• _What is expected_: Can you repeat each of the rows below word for word, leaving out the pictures?
begin
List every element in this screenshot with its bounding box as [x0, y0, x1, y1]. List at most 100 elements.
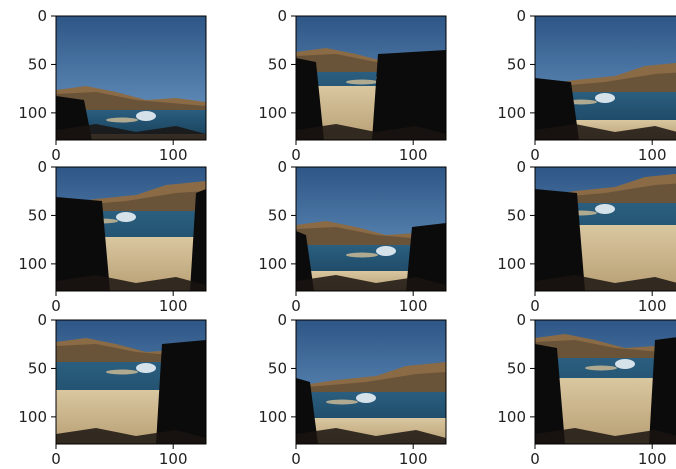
axes-frame — [295, 15, 447, 141]
panel-image — [535, 320, 676, 444]
axes-frame — [534, 319, 676, 445]
rock-left — [535, 344, 565, 444]
y-tick-label: 0 — [37, 7, 47, 25]
rock-right — [372, 50, 446, 140]
foreground-debris — [535, 124, 676, 140]
y-tick-label: 100 — [497, 255, 526, 273]
y-tick-label: 100 — [497, 408, 526, 426]
x-tick-label: 100 — [399, 297, 428, 315]
wave-splash — [595, 93, 615, 103]
wave-splash — [356, 393, 376, 403]
y-tick-label: 100 — [18, 408, 47, 426]
axes-frame — [295, 319, 447, 445]
panel-image — [56, 320, 206, 444]
y-tick-label: 50 — [28, 55, 47, 73]
image-panel: 0 50 100 0 100 — [497, 158, 676, 315]
rock-right — [406, 223, 446, 291]
x-tick-label: 100 — [159, 450, 188, 468]
image-panel: 0 50 100 0 100 — [258, 7, 447, 164]
image-panel: 0 50 100 0 100 — [258, 158, 447, 315]
wave-splash — [116, 212, 136, 222]
foreground-debris — [56, 428, 206, 444]
foreground-debris — [56, 275, 206, 291]
rock-left — [535, 78, 579, 140]
y-tick-label: 0 — [516, 7, 526, 25]
x-tick-label: 100 — [638, 146, 667, 164]
foreground-debris — [296, 428, 446, 444]
x-tick-label: 0 — [51, 450, 61, 468]
y-tick-label: 0 — [516, 158, 526, 176]
wave-splash — [136, 363, 156, 373]
y-tick-label: 50 — [28, 359, 47, 377]
y-tick-label: 0 — [277, 7, 287, 25]
y-tick-label: 50 — [507, 206, 526, 224]
x-tick-label: 0 — [291, 450, 301, 468]
rock-left — [56, 197, 110, 291]
x-tick-label: 100 — [399, 450, 428, 468]
image-panel: 0 50 100 0 100 — [258, 311, 447, 468]
panel-image — [296, 16, 446, 140]
y-tick-label: 100 — [18, 255, 47, 273]
x-tick-label: 100 — [638, 297, 667, 315]
wave-splash — [615, 359, 635, 369]
y-tick-label: 50 — [268, 359, 287, 377]
image-panel: 0 50 100 0 100 — [18, 158, 207, 315]
x-tick-label: 0 — [530, 450, 540, 468]
x-tick-label: 0 — [530, 297, 540, 315]
image-panel: 0 50 100 0 100 — [18, 311, 207, 468]
y-tick-label: 100 — [258, 255, 287, 273]
y-tick-label: 0 — [37, 158, 47, 176]
wave-splash — [136, 111, 156, 121]
panel-image — [296, 167, 446, 291]
y-tick-label: 0 — [516, 311, 526, 329]
y-tick-label: 0 — [277, 311, 287, 329]
rock-left — [296, 58, 324, 140]
x-tick-label: 0 — [291, 297, 301, 315]
foreground-debris — [56, 124, 206, 140]
axes-frame — [534, 166, 676, 292]
y-tick-label: 50 — [507, 55, 526, 73]
rock-left — [535, 189, 585, 291]
foreground-debris — [535, 428, 676, 444]
axes-frame — [55, 166, 207, 292]
y-tick-label: 0 — [277, 158, 287, 176]
x-tick-label: 100 — [159, 146, 188, 164]
y-tick-label: 0 — [37, 311, 47, 329]
axes-frame — [55, 15, 207, 141]
axes-frame — [295, 166, 447, 292]
rock-right — [649, 337, 676, 444]
axes-frame — [534, 15, 676, 141]
x-tick-label: 0 — [51, 297, 61, 315]
x-tick-label: 100 — [399, 146, 428, 164]
x-tick-label: 0 — [291, 146, 301, 164]
y-tick-label: 50 — [507, 359, 526, 377]
wave-splash — [595, 204, 615, 214]
wave-splash — [376, 246, 396, 256]
y-tick-label: 100 — [18, 104, 47, 122]
x-tick-label: 100 — [638, 450, 667, 468]
panel-image — [535, 167, 676, 291]
x-tick-label: 0 — [51, 146, 61, 164]
panel-image — [296, 320, 446, 444]
y-tick-label: 100 — [258, 104, 287, 122]
y-tick-label: 50 — [268, 206, 287, 224]
foreground-debris — [296, 124, 446, 140]
foreground-debris — [535, 275, 676, 291]
rock-left — [296, 231, 314, 291]
panel-image — [535, 16, 676, 140]
y-tick-label: 100 — [258, 408, 287, 426]
image-panel: 0 50 100 0 100 — [497, 311, 676, 468]
image-panel: 0 50 100 0 100 — [18, 7, 207, 164]
axes-frame — [55, 319, 207, 445]
y-tick-label: 50 — [268, 55, 287, 73]
rock-right — [190, 189, 206, 291]
y-tick-label: 100 — [497, 104, 526, 122]
y-tick-label: 50 — [28, 206, 47, 224]
x-tick-label: 100 — [159, 297, 188, 315]
panel-image — [56, 167, 206, 291]
image-panel: 0 50 100 0 100 — [497, 7, 676, 164]
rock-left — [296, 378, 318, 444]
foreground-debris — [296, 275, 446, 291]
rock-right — [156, 340, 206, 444]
end
• _Result of the task_:
List every element in this screenshot with its bounding box as [x0, y0, x1, y1]. List at most 100 elements.
axes-frame — [295, 15, 447, 141]
panel-image — [535, 320, 676, 444]
axes-frame — [534, 319, 676, 445]
rock-left — [535, 344, 565, 444]
y-tick-label: 0 — [37, 7, 47, 25]
rock-right — [372, 50, 446, 140]
foreground-debris — [535, 124, 676, 140]
y-tick-label: 100 — [497, 255, 526, 273]
y-tick-label: 100 — [497, 408, 526, 426]
x-tick-label: 100 — [399, 297, 428, 315]
wave-splash — [595, 93, 615, 103]
wave-splash — [356, 393, 376, 403]
y-tick-label: 100 — [18, 408, 47, 426]
axes-frame — [295, 319, 447, 445]
panel-image — [56, 320, 206, 444]
y-tick-label: 50 — [28, 55, 47, 73]
image-panel: 0 50 100 0 100 — [497, 158, 676, 315]
rock-right — [406, 223, 446, 291]
x-tick-label: 100 — [159, 450, 188, 468]
image-panel: 0 50 100 0 100 — [258, 7, 447, 164]
image-panel: 0 50 100 0 100 — [258, 158, 447, 315]
wave-splash — [116, 212, 136, 222]
foreground-debris — [56, 428, 206, 444]
foreground-debris — [56, 275, 206, 291]
rock-left — [535, 78, 579, 140]
y-tick-label: 0 — [516, 7, 526, 25]
x-tick-label: 100 — [638, 146, 667, 164]
foreground-debris — [296, 428, 446, 444]
x-tick-label: 0 — [51, 450, 61, 468]
y-tick-label: 0 — [516, 158, 526, 176]
wave-splash — [136, 363, 156, 373]
y-tick-label: 50 — [28, 359, 47, 377]
y-tick-label: 0 — [277, 7, 287, 25]
y-tick-label: 50 — [507, 206, 526, 224]
x-tick-label: 0 — [291, 450, 301, 468]
rock-left — [56, 197, 110, 291]
x-tick-label: 100 — [399, 450, 428, 468]
image-panel: 0 50 100 0 100 — [258, 311, 447, 468]
panel-image — [296, 16, 446, 140]
y-tick-label: 100 — [18, 255, 47, 273]
x-tick-label: 100 — [638, 297, 667, 315]
wave-splash — [615, 359, 635, 369]
y-tick-label: 50 — [268, 359, 287, 377]
image-panel: 0 50 100 0 100 — [18, 158, 207, 315]
x-tick-label: 0 — [530, 450, 540, 468]
x-tick-label: 0 — [530, 297, 540, 315]
image-panel: 0 50 100 0 100 — [18, 311, 207, 468]
y-tick-label: 100 — [258, 255, 287, 273]
y-tick-label: 0 — [37, 158, 47, 176]
wave-splash — [136, 111, 156, 121]
panel-image — [296, 167, 446, 291]
y-tick-label: 0 — [516, 311, 526, 329]
y-tick-label: 0 — [277, 311, 287, 329]
rock-left — [296, 58, 324, 140]
x-tick-label: 0 — [291, 297, 301, 315]
foreground-debris — [56, 124, 206, 140]
axes-frame — [534, 166, 676, 292]
y-tick-label: 50 — [507, 55, 526, 73]
rock-left — [535, 189, 585, 291]
foreground-debris — [535, 428, 676, 444]
axes-frame — [55, 166, 207, 292]
y-tick-label: 0 — [277, 158, 287, 176]
x-tick-label: 100 — [159, 146, 188, 164]
y-tick-label: 0 — [37, 311, 47, 329]
axes-frame — [55, 15, 207, 141]
axes-frame — [295, 166, 447, 292]
rock-right — [649, 337, 676, 444]
axes-frame — [534, 15, 676, 141]
x-tick-label: 0 — [51, 297, 61, 315]
x-tick-label: 100 — [399, 146, 428, 164]
x-tick-label: 0 — [291, 146, 301, 164]
y-tick-label: 50 — [507, 359, 526, 377]
wave-splash — [595, 204, 615, 214]
wave-splash — [376, 246, 396, 256]
y-tick-label: 100 — [18, 104, 47, 122]
x-tick-label: 100 — [638, 450, 667, 468]
panel-image — [535, 167, 676, 291]
x-tick-label: 0 — [51, 146, 61, 164]
panel-image — [296, 320, 446, 444]
y-tick-label: 100 — [258, 104, 287, 122]
y-tick-label: 50 — [268, 206, 287, 224]
foreground-debris — [296, 124, 446, 140]
foreground-debris — [535, 275, 676, 291]
rock-left — [296, 231, 314, 291]
panel-image — [535, 16, 676, 140]
y-tick-label: 100 — [258, 408, 287, 426]
image-panel: 0 50 100 0 100 — [497, 311, 676, 468]
image-panel: 0 50 100 0 100 — [18, 7, 207, 164]
axes-frame — [55, 319, 207, 445]
y-tick-label: 50 — [268, 55, 287, 73]
rock-right — [190, 189, 206, 291]
y-tick-label: 100 — [497, 104, 526, 122]
y-tick-label: 50 — [28, 206, 47, 224]
x-tick-label: 100 — [159, 297, 188, 315]
panel-image — [56, 167, 206, 291]
image-panel: 0 50 100 0 100 — [497, 7, 676, 164]
rock-left — [296, 378, 318, 444]
foreground-debris — [296, 275, 446, 291]
rock-right — [156, 340, 206, 444]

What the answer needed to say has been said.